[start]
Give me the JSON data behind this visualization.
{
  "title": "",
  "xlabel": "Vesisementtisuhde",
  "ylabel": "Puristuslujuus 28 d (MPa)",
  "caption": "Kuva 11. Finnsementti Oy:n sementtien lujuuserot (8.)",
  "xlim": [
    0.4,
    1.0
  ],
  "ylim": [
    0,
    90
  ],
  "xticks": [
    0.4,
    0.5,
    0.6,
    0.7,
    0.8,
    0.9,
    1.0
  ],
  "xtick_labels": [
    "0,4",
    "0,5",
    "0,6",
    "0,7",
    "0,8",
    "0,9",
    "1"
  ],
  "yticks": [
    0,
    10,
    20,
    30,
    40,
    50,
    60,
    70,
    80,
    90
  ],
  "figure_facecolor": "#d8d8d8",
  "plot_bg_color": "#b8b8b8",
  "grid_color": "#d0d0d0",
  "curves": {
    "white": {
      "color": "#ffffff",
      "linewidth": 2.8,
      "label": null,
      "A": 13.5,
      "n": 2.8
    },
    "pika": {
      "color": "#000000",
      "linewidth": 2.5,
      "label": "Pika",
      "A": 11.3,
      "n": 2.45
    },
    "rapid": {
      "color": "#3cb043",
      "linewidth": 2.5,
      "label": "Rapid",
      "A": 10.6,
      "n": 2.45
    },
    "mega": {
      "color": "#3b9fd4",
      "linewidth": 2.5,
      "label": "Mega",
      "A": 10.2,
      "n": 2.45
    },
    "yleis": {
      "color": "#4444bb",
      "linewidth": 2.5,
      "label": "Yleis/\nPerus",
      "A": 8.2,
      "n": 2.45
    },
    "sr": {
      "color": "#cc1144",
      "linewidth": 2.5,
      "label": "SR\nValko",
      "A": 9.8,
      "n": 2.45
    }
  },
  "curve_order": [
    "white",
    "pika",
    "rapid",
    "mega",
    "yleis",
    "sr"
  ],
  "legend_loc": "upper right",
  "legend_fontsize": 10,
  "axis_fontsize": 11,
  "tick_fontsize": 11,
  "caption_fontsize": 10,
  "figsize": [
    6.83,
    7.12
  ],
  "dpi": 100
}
[end]
GIVEN REQUEST: Transcribe every entry word for word.

RESULT:
Give me the JSON data behind this visualization.
{
  "title": "",
  "xlabel": "Vesisementtisuhde",
  "ylabel": "Puristuslujuus 28 d (MPa)",
  "caption": "Kuva 11. Finnsementti Oy:n sementtien lujuuserot (8.)",
  "xlim": [
    0.4,
    1.0
  ],
  "ylim": [
    0,
    90
  ],
  "xticks": [
    0.4,
    0.5,
    0.6,
    0.7,
    0.8,
    0.9,
    1.0
  ],
  "xtick_labels": [
    "0,4",
    "0,5",
    "0,6",
    "0,7",
    "0,8",
    "0,9",
    "1"
  ],
  "yticks": [
    0,
    10,
    20,
    30,
    40,
    50,
    60,
    70,
    80,
    90
  ],
  "figure_facecolor": "#d8d8d8",
  "plot_bg_color": "#b8b8b8",
  "grid_color": "#d0d0d0",
  "curves": {
    "white": {
      "color": "#ffffff",
      "linewidth": 2.8,
      "label": null,
      "A": 13.5,
      "n": 2.8
    },
    "pika": {
      "color": "#000000",
      "linewidth": 2.5,
      "label": "Pika",
      "A": 11.3,
      "n": 2.45
    },
    "rapid": {
      "color": "#3cb043",
      "linewidth": 2.5,
      "label": "Rapid",
      "A": 10.6,
      "n": 2.45
    },
    "mega": {
      "color": "#3b9fd4",
      "linewidth": 2.5,
      "label": "Mega",
      "A": 10.2,
      "n": 2.45
    },
    "yleis": {
      "color": "#4444bb",
      "linewidth": 2.5,
      "label": "Yleis/\nPerus",
      "A": 8.2,
      "n": 2.45
    },
    "sr": {
      "color": "#cc1144",
      "linewidth": 2.5,
      "label": "SR\nValko",
      "A": 9.8,
      "n": 2.45
    }
  },
  "curve_order": [
    "white",
    "pika",
    "rapid",
    "mega",
    "yleis",
    "sr"
  ],
  "legend_loc": "upper right",
  "legend_fontsize": 10,
  "axis_fontsize": 11,
  "tick_fontsize": 11,
  "caption_fontsize": 10,
  "figsize": [
    6.83,
    7.12
  ],
  "dpi": 100
}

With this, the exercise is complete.